** start GIVEN RECORDS **

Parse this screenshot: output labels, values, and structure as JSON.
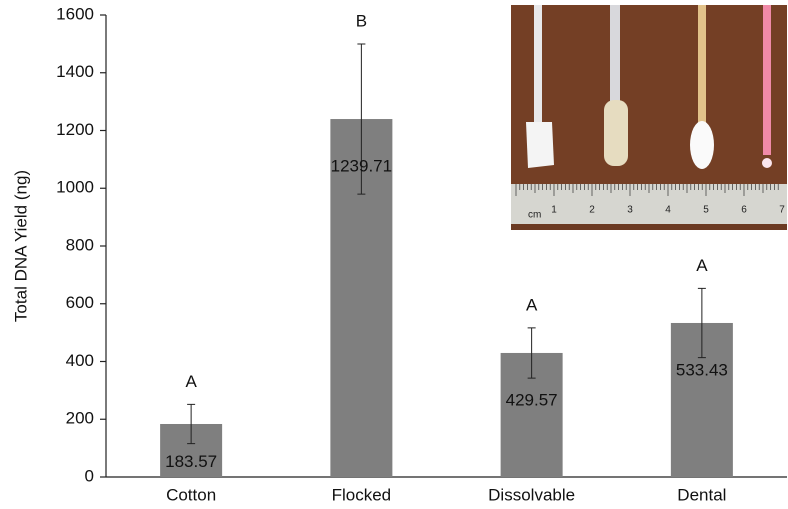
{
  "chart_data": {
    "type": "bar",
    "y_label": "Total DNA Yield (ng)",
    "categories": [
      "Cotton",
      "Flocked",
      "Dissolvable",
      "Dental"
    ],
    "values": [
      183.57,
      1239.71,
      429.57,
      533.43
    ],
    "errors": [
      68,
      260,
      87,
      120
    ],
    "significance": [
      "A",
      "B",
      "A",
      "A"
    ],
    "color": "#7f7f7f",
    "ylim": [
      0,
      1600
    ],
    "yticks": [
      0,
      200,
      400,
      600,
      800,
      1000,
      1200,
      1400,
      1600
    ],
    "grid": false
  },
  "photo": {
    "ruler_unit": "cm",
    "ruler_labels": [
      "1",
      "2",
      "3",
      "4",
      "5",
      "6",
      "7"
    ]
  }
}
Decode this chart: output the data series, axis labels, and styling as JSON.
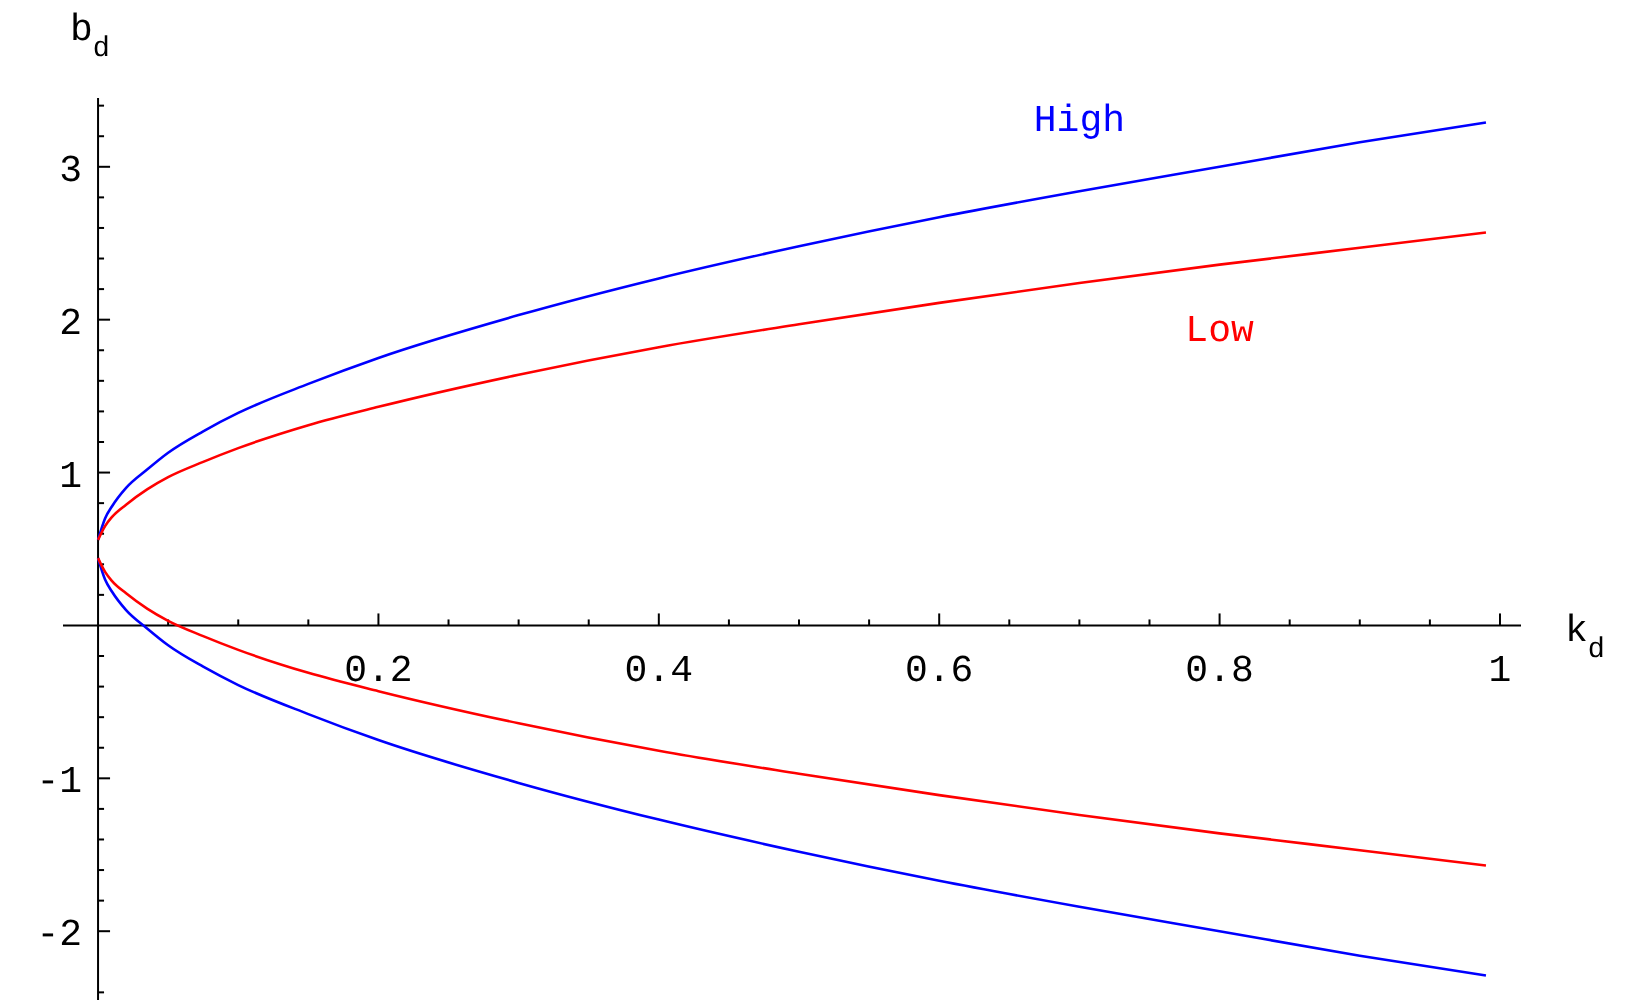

** end GIVEN RECORDS **
** start GIVEN RECORDS **

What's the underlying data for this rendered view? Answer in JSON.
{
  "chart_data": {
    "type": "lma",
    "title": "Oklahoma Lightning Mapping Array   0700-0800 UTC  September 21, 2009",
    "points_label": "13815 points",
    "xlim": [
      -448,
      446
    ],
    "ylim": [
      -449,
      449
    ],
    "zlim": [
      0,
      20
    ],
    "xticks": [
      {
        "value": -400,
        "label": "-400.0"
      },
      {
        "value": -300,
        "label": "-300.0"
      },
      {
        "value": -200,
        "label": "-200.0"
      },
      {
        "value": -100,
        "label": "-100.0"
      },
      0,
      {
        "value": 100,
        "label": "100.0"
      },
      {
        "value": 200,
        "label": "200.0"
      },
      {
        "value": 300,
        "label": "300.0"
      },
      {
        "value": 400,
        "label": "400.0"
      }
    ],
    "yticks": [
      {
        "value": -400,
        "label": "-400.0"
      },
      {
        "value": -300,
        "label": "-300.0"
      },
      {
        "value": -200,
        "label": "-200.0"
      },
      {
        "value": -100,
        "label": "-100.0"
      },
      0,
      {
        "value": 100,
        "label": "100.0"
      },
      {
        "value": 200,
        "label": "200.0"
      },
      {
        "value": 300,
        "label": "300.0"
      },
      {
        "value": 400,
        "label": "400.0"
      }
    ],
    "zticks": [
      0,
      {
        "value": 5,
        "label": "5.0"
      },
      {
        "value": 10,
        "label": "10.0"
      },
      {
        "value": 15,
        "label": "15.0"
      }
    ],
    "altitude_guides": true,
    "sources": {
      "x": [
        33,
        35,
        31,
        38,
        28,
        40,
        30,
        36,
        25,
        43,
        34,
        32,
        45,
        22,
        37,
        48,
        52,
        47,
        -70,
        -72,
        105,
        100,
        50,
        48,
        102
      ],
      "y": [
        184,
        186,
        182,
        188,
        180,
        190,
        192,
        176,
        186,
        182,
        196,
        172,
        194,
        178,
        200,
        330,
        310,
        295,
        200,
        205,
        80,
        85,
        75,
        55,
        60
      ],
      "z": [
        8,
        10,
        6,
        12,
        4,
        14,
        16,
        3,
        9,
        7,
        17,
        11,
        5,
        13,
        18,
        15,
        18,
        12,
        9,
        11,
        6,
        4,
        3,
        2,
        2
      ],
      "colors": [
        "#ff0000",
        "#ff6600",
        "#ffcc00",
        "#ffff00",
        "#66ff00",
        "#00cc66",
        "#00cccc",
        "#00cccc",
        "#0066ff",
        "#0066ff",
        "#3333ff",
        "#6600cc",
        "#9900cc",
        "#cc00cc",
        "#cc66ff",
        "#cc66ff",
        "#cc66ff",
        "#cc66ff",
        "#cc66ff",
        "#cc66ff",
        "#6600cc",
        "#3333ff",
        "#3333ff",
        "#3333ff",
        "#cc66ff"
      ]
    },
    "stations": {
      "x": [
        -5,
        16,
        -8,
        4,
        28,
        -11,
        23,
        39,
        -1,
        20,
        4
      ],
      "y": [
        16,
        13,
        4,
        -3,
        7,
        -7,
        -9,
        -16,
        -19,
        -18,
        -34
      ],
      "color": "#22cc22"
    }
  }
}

** end GIVEN RECORDS **
** start GIVEN RECORDS **

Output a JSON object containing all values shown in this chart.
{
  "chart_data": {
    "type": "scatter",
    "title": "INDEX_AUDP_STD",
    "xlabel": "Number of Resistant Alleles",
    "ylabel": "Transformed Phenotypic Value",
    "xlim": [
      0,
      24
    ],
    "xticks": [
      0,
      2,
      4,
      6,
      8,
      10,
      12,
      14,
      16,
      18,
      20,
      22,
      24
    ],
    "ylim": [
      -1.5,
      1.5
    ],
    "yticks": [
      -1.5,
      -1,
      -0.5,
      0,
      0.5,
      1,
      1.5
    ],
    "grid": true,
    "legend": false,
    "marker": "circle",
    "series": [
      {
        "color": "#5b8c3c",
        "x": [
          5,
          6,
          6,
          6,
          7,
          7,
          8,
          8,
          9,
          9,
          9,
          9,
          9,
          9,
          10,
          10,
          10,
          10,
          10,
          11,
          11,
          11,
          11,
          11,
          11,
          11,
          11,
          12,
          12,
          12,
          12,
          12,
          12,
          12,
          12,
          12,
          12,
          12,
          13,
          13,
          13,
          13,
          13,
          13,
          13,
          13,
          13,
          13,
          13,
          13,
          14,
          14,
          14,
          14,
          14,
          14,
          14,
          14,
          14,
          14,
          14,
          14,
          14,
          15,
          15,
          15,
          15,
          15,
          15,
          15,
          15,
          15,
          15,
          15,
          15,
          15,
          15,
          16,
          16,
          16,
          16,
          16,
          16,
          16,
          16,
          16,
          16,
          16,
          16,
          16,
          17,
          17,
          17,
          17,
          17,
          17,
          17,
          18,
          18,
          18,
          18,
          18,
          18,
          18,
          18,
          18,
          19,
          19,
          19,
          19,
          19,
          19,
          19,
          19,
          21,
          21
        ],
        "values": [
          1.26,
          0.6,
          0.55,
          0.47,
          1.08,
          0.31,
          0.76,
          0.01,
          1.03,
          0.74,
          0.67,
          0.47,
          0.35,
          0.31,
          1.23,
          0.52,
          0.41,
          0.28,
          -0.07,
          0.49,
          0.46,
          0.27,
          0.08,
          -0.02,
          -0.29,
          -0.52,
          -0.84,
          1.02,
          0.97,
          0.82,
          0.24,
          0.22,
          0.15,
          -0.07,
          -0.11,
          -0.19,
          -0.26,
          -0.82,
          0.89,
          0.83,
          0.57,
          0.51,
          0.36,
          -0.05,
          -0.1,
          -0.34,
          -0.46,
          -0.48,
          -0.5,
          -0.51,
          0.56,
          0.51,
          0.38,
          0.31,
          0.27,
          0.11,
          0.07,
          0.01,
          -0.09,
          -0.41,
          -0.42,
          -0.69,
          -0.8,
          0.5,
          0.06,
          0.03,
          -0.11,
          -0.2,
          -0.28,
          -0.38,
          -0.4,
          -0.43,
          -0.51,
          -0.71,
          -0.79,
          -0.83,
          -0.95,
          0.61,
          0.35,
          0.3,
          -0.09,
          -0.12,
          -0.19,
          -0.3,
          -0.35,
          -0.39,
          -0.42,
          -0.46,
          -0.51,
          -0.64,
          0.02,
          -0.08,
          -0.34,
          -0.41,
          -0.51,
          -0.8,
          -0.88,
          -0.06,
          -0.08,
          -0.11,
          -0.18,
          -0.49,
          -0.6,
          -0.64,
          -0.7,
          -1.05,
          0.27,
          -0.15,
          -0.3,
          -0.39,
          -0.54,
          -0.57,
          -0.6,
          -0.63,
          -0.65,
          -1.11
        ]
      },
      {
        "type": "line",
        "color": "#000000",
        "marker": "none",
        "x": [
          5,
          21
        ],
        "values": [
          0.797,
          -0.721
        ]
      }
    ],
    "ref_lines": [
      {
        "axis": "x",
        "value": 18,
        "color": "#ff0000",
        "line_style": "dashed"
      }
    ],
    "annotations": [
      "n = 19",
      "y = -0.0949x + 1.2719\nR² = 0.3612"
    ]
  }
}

** end GIVEN RECORDS **

DESCRIPTION OF THE TASK -> Include both the line containing "Parse this screenshot: output" and the line containing "Decode this chart: output" when you write out everything between them, exactly. Leave the pictures out.

ANSWER BELOW ->
Parse this screenshot: output labels, values, and structure as JSON.
{
  "chart_data": {
    "type": "bar",
    "y_label": "Total DNA Yield (ng)",
    "categories": [
      "Cotton",
      "Flocked",
      "Dissolvable",
      "Dental"
    ],
    "values": [
      183.57,
      1239.71,
      429.57,
      533.43
    ],
    "errors": [
      68,
      260,
      87,
      120
    ],
    "significance": [
      "A",
      "B",
      "A",
      "A"
    ],
    "color": "#7f7f7f",
    "ylim": [
      0,
      1600
    ],
    "yticks": [
      0,
      200,
      400,
      600,
      800,
      1000,
      1200,
      1400,
      1600
    ],
    "grid": false
  },
  "photo": {
    "ruler_unit": "cm",
    "ruler_labels": [
      "1",
      "2",
      "3",
      "4",
      "5",
      "6",
      "7"
    ]
  }
}
Decode this chart: output the data series, axis labels, and styling as JSON.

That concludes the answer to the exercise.